■ **AVAILABLE RECORDS**
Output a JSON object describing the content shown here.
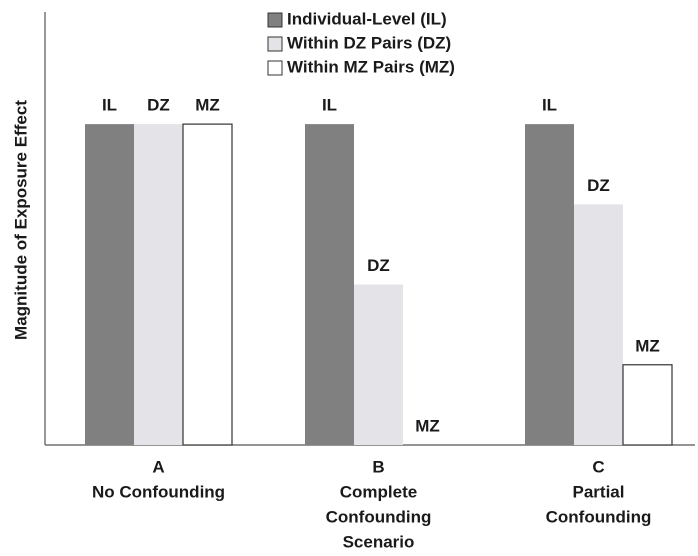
{
  "chart_data": {
    "type": "bar",
    "ylabel": "Magnitude of Exposure Effect",
    "categories": [
      [
        "A",
        "No Confounding"
      ],
      [
        "B",
        "Complete",
        "Confounding",
        "Scenario"
      ],
      [
        "C",
        "Partial",
        "Confounding"
      ]
    ],
    "series": [
      {
        "name": "Individual-Level (IL)",
        "label": "IL",
        "color": "#808080",
        "values": [
          100,
          100,
          100
        ]
      },
      {
        "name": "Within DZ Pairs (DZ)",
        "label": "DZ",
        "color": "#e4e4e8",
        "values": [
          100,
          50,
          75
        ]
      },
      {
        "name": "Within MZ Pairs (MZ)",
        "label": "MZ",
        "color": "#ffffff",
        "values": [
          100,
          0,
          25
        ]
      }
    ],
    "ylim": [
      0,
      134
    ],
    "grid": false,
    "legend": "top"
  }
}
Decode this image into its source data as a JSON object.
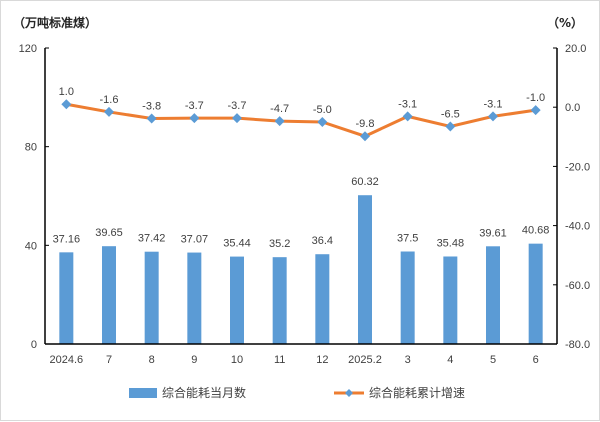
{
  "chart_data": {
    "type": "bar+line",
    "left_unit": "（万吨标准煤）",
    "right_unit": "（%）",
    "categories": [
      "2024.6",
      "7",
      "8",
      "9",
      "10",
      "11",
      "12",
      "2025.2",
      "3",
      "4",
      "5",
      "6"
    ],
    "y_left": {
      "min": 0,
      "max": 120,
      "ticks": [
        "0",
        "40",
        "80",
        "120"
      ]
    },
    "y_right": {
      "min": -80,
      "max": 20,
      "ticks": [
        "-80.0",
        "-60.0",
        "-40.0",
        "-20.0",
        "0.0",
        "20.0"
      ]
    },
    "grid": false,
    "legend_position": "bottom",
    "series": [
      {
        "name": "综合能耗当月数",
        "type": "bar",
        "axis": "left",
        "color": "#5b9bd5",
        "values": [
          37.16,
          39.65,
          37.42,
          37.07,
          35.44,
          35.2,
          36.4,
          60.32,
          37.5,
          35.48,
          39.61,
          40.68
        ],
        "labels": [
          "37.16",
          "39.65",
          "37.42",
          "37.07",
          "35.44",
          "35.2",
          "36.4",
          "60.32",
          "37.5",
          "35.48",
          "39.61",
          "40.68"
        ]
      },
      {
        "name": "综合能耗累计增速",
        "type": "line",
        "axis": "right",
        "color": "#ed7d31",
        "marker_color": "#5b9bd5",
        "marker": "diamond",
        "values": [
          1.0,
          -1.6,
          -3.8,
          -3.7,
          -3.7,
          -4.7,
          -5.0,
          -9.8,
          -3.1,
          -6.5,
          -3.1,
          -1.0
        ],
        "labels": [
          "1.0",
          "-1.6",
          "-3.8",
          "-3.7",
          "-3.7",
          "-4.7",
          "-5.0",
          "-9.8",
          "-3.1",
          "-6.5",
          "-3.1",
          "-1.0"
        ]
      }
    ]
  }
}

■ **DIRECTIONS FOR THIS TASK**
Above are lines of data; state how many of them contain the word "Pairs", with no other output.

■ **COMPLETE RESPONSE**
2